### Problem statement:
Transcribe the listing in full, excluding any pictures.

### Data records:
■ ■ ■ ■ ■ ■ ■

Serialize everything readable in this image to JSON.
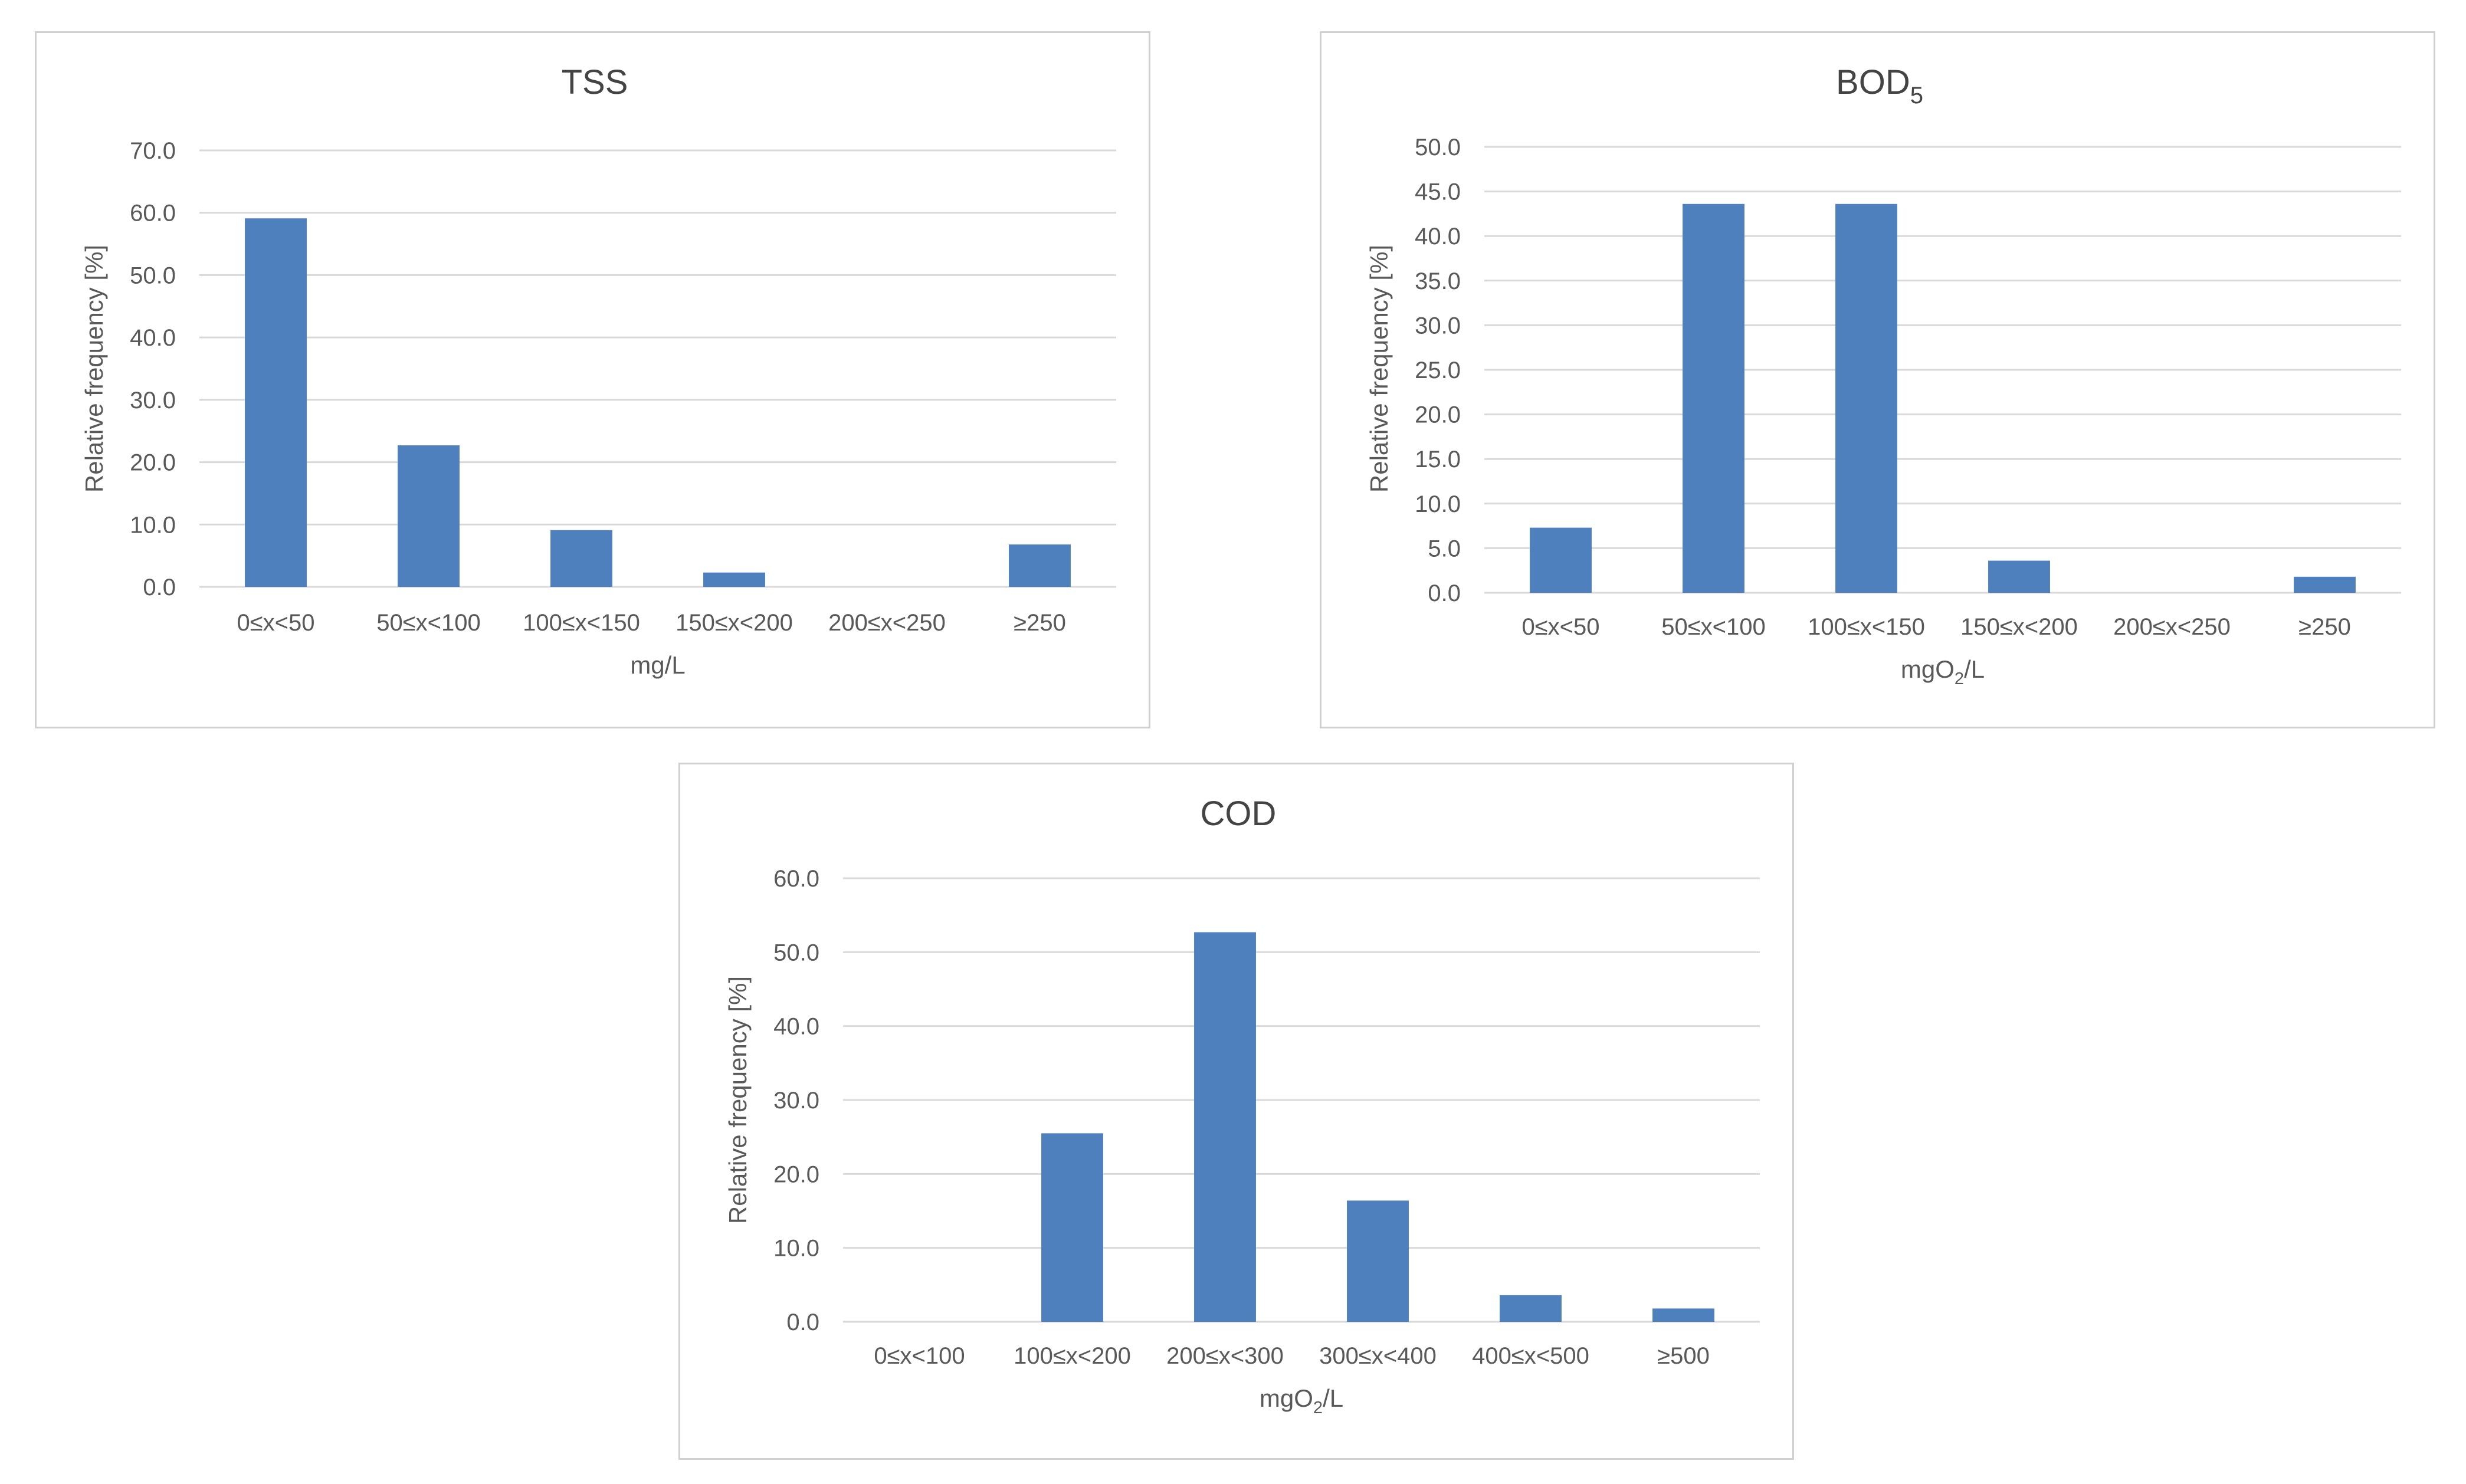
{
  "chart_data": [
    {
      "type": "bar",
      "title": "TSS",
      "title_subscript": "",
      "xlabel": "mg/L",
      "xlabel_subscript": "",
      "xlabel_suffix": "",
      "ylabel": "Relative frequency [%]",
      "categories": [
        "0≤x<50",
        "50≤x<100",
        "100≤x<150",
        "150≤x<200",
        "200≤x<250",
        "≥250"
      ],
      "values": [
        59.1,
        22.7,
        9.1,
        2.3,
        0.0,
        6.8
      ],
      "ylim": [
        0,
        70
      ],
      "ytick_step": 10,
      "ytick_labels": [
        "0.0",
        "10.0",
        "20.0",
        "30.0",
        "40.0",
        "50.0",
        "60.0",
        "70.0"
      ],
      "grid": true,
      "legend": "none",
      "color": "#4e80bd"
    },
    {
      "type": "bar",
      "title": "BOD",
      "title_subscript": "5",
      "xlabel": "mgO",
      "xlabel_subscript": "2",
      "xlabel_suffix": "/L",
      "ylabel": "Relative frequency [%]",
      "categories": [
        "0≤x<50",
        "50≤x<100",
        "100≤x<150",
        "150≤x<200",
        "200≤x<250",
        "≥250"
      ],
      "values": [
        7.3,
        43.6,
        43.6,
        3.6,
        0.0,
        1.8
      ],
      "ylim": [
        0,
        50
      ],
      "ytick_step": 5,
      "ytick_labels": [
        "0.0",
        "5.0",
        "10.0",
        "15.0",
        "20.0",
        "25.0",
        "30.0",
        "35.0",
        "40.0",
        "45.0",
        "50.0"
      ],
      "grid": true,
      "legend": "none",
      "color": "#4e80bd"
    },
    {
      "type": "bar",
      "title": "COD",
      "title_subscript": "",
      "xlabel": "mgO",
      "xlabel_subscript": "2",
      "xlabel_suffix": "/L",
      "ylabel": "Relative frequency [%]",
      "categories": [
        "0≤x<100",
        "100≤x<200",
        "200≤x<300",
        "300≤x<400",
        "400≤x<500",
        "≥500"
      ],
      "values": [
        0.0,
        25.5,
        52.7,
        16.4,
        3.6,
        1.8
      ],
      "ylim": [
        0,
        60
      ],
      "ytick_step": 10,
      "ytick_labels": [
        "0.0",
        "10.0",
        "20.0",
        "30.0",
        "40.0",
        "50.0",
        "60.0"
      ],
      "grid": true,
      "legend": "none",
      "color": "#4e80bd"
    }
  ]
}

■ ■ ■ ■ ■ ■ ■

### The completed task:
Serialize everything readable in this image to JSON.
{
  "chart_data": [
    {
      "type": "bar",
      "title": "TSS",
      "title_subscript": "",
      "xlabel": "mg/L",
      "xlabel_subscript": "",
      "xlabel_suffix": "",
      "ylabel": "Relative frequency [%]",
      "categories": [
        "0≤x<50",
        "50≤x<100",
        "100≤x<150",
        "150≤x<200",
        "200≤x<250",
        "≥250"
      ],
      "values": [
        59.1,
        22.7,
        9.1,
        2.3,
        0.0,
        6.8
      ],
      "ylim": [
        0,
        70
      ],
      "ytick_step": 10,
      "ytick_labels": [
        "0.0",
        "10.0",
        "20.0",
        "30.0",
        "40.0",
        "50.0",
        "60.0",
        "70.0"
      ],
      "grid": true,
      "legend": "none",
      "color": "#4e80bd"
    },
    {
      "type": "bar",
      "title": "BOD",
      "title_subscript": "5",
      "xlabel": "mgO",
      "xlabel_subscript": "2",
      "xlabel_suffix": "/L",
      "ylabel": "Relative frequency [%]",
      "categories": [
        "0≤x<50",
        "50≤x<100",
        "100≤x<150",
        "150≤x<200",
        "200≤x<250",
        "≥250"
      ],
      "values": [
        7.3,
        43.6,
        43.6,
        3.6,
        0.0,
        1.8
      ],
      "ylim": [
        0,
        50
      ],
      "ytick_step": 5,
      "ytick_labels": [
        "0.0",
        "5.0",
        "10.0",
        "15.0",
        "20.0",
        "25.0",
        "30.0",
        "35.0",
        "40.0",
        "45.0",
        "50.0"
      ],
      "grid": true,
      "legend": "none",
      "color": "#4e80bd"
    },
    {
      "type": "bar",
      "title": "COD",
      "title_subscript": "",
      "xlabel": "mgO",
      "xlabel_subscript": "2",
      "xlabel_suffix": "/L",
      "ylabel": "Relative frequency [%]",
      "categories": [
        "0≤x<100",
        "100≤x<200",
        "200≤x<300",
        "300≤x<400",
        "400≤x<500",
        "≥500"
      ],
      "values": [
        0.0,
        25.5,
        52.7,
        16.4,
        3.6,
        1.8
      ],
      "ylim": [
        0,
        60
      ],
      "ytick_step": 10,
      "ytick_labels": [
        "0.0",
        "10.0",
        "20.0",
        "30.0",
        "40.0",
        "50.0",
        "60.0"
      ],
      "grid": true,
      "legend": "none",
      "color": "#4e80bd"
    }
  ]
}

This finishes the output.